Repeat the records below exactly as they appear.

===== DATASET ENTRIES

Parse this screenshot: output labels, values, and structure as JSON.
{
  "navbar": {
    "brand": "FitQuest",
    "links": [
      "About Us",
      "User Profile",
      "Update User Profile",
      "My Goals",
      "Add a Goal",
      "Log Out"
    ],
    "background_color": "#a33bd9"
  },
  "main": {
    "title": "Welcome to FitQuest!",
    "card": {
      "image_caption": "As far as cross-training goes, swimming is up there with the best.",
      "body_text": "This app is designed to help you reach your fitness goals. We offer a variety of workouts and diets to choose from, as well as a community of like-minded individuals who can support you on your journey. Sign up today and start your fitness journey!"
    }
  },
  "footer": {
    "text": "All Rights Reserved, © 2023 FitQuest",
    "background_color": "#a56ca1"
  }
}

==========

> SOLVED EXERCISE
Parse this screenshot: output labels, values, and structure as JSON.
{
  "navbar": {
    "brand": "FitQuest",
    "links": [
      "About Us",
      "User Profile",
      "Update User Profile",
      "My Goals",
      "Add a Goal",
      "Log Out"
    ],
    "background_color": "#a33bd9"
  },
  "main": {
    "title": "Welcome to FitQuest!",
    "card": {
      "image_caption": "As far as cross-training goes, swimming is up there with the best.",
      "body_text": "This app is designed to help you reach your fitness goals. We offer a variety of workouts and diets to choose from, as well as a community of like-minded individuals who can support you on your journey. Sign up today and start your fitness journey!"
    }
  },
  "footer": {
    "text": "All Rights Reserved, © 2023 FitQuest",
    "background_color": "#a56ca1"
  }
}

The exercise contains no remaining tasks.